(Data excerpts)
┌────────
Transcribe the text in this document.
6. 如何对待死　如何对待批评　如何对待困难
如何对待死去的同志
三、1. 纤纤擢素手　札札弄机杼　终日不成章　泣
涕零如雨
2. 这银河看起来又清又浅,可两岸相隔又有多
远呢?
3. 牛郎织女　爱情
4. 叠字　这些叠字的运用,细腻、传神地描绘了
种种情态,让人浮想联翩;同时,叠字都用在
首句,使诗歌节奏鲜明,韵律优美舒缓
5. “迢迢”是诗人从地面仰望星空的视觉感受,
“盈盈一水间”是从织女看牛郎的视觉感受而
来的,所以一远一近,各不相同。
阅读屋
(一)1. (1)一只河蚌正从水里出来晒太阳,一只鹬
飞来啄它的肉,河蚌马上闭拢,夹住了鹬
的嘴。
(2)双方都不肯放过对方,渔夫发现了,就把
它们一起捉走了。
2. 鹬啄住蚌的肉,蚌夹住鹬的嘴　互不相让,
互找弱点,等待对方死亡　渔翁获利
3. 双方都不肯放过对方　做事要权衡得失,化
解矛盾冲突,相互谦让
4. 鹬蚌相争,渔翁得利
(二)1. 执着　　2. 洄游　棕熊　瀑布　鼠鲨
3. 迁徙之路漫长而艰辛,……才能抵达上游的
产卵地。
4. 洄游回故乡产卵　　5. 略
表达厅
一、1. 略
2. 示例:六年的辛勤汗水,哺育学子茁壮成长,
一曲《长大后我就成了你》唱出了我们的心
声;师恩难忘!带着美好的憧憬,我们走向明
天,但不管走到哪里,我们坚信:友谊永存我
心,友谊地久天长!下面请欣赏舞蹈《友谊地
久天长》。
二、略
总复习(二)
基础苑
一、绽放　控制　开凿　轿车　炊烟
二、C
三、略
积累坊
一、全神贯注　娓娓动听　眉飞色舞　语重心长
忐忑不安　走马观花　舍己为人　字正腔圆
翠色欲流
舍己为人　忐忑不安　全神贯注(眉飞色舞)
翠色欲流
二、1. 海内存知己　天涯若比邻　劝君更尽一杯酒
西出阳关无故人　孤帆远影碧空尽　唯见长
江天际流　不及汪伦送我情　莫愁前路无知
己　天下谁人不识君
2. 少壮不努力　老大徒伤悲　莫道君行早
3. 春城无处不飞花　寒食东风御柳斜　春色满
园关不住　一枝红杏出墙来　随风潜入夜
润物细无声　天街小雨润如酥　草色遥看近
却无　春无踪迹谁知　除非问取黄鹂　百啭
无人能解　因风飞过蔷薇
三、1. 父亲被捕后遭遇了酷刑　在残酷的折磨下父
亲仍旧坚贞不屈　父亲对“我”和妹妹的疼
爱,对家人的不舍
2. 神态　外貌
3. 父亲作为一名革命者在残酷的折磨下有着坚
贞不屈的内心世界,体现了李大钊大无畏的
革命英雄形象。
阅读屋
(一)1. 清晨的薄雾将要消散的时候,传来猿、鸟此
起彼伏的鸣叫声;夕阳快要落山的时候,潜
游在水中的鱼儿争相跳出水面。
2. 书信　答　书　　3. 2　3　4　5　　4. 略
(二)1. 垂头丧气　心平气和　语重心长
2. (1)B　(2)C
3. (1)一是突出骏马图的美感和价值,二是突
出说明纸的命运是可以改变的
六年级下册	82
└────────
* **GIVEN PROBLEM**: Report all lines of the material that contain the word "眉飞色舞".

* **EXPECTED ANSWER**:
一、全神贯注　娓娓动听　眉飞色舞　语重心长
舍己为人　忐忑不安　全神贯注(眉飞色舞)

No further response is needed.